» **Exercise description**
Please copy every line of the items below word for word, keeping each line's characters and numbers unchanged.

══════

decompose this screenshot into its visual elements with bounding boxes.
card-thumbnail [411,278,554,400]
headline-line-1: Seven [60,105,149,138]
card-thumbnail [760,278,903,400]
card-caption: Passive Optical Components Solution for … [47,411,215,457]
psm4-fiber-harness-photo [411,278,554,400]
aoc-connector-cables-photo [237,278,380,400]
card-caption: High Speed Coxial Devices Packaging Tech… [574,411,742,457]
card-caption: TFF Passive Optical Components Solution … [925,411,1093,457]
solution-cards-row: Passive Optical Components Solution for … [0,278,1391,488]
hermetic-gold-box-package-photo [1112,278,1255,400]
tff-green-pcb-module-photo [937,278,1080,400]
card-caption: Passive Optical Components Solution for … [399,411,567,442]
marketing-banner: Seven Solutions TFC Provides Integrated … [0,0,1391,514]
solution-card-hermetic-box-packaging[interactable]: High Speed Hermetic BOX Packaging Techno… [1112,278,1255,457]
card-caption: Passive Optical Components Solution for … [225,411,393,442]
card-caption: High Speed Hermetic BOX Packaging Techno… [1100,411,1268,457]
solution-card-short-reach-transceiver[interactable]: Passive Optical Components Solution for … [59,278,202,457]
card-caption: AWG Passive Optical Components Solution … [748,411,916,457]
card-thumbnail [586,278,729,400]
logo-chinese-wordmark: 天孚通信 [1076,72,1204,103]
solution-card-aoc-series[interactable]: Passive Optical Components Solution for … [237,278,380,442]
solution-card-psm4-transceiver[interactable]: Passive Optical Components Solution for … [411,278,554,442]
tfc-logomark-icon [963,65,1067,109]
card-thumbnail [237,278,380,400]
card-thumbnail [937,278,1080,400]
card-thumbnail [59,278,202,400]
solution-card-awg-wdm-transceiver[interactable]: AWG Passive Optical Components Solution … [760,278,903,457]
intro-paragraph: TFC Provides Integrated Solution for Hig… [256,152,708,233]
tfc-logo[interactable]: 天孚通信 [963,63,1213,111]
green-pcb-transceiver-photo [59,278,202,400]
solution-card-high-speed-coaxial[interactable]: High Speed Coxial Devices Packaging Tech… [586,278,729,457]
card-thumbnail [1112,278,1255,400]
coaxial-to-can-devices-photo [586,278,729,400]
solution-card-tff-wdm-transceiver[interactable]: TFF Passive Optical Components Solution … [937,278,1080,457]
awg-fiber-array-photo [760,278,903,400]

══════

» **Reply**
decompose this screenshot into its visual elements with bounding boxes.
card-thumbnail [411,278,554,400]
headline-line-1: Seven [60,105,149,138]
card-thumbnail [760,278,903,400]
card-caption: Passive Optical Components Solution for … [47,411,215,457]
psm4-fiber-harness-photo [411,278,554,400]
aoc-connector-cables-photo [237,278,380,400]
card-caption: High Speed Coxial Devices Packaging Tech… [574,411,742,457]
card-caption: TFF Passive Optical Components Solution … [925,411,1093,457]
solution-cards-row: Passive Optical Components Solution for … [0,278,1391,488]
hermetic-gold-box-package-photo [1112,278,1255,400]
tff-green-pcb-module-photo [937,278,1080,400]
card-caption: Passive Optical Components Solution for … [399,411,567,442]
marketing-banner: Seven Solutions TFC Provides Integrated … [0,0,1391,514]
solution-card-hermetic-box-packaging[interactable]: High Speed Hermetic BOX Packaging Techno… [1112,278,1255,457]
card-caption: Passive Optical Components Solution for … [225,411,393,442]
card-caption: High Speed Hermetic BOX Packaging Techno… [1100,411,1268,457]
solution-card-short-reach-transceiver[interactable]: Passive Optical Components Solution for … [59,278,202,457]
card-caption: AWG Passive Optical Components Solution … [748,411,916,457]
card-thumbnail [586,278,729,400]
logo-chinese-wordmark: 天孚通信 [1076,72,1204,103]
solution-card-aoc-series[interactable]: Passive Optical Components Solution for … [237,278,380,442]
solution-card-psm4-transceiver[interactable]: Passive Optical Components Solution for … [411,278,554,442]
tfc-logomark-icon [963,65,1067,109]
card-thumbnail [237,278,380,400]
card-thumbnail [937,278,1080,400]
card-thumbnail [59,278,202,400]
solution-card-awg-wdm-transceiver[interactable]: AWG Passive Optical Components Solution … [760,278,903,457]
intro-paragraph: TFC Provides Integrated Solution for Hig… [256,152,708,233]
tfc-logo[interactable]: 天孚通信 [963,63,1213,111]
green-pcb-transceiver-photo [59,278,202,400]
solution-card-high-speed-coaxial[interactable]: High Speed Coxial Devices Packaging Tech… [586,278,729,457]
card-thumbnail [1112,278,1255,400]
coaxial-to-can-devices-photo [586,278,729,400]
solution-card-tff-wdm-transceiver[interactable]: TFF Passive Optical Components Solution … [937,278,1080,457]
awg-fiber-array-photo [760,278,903,400]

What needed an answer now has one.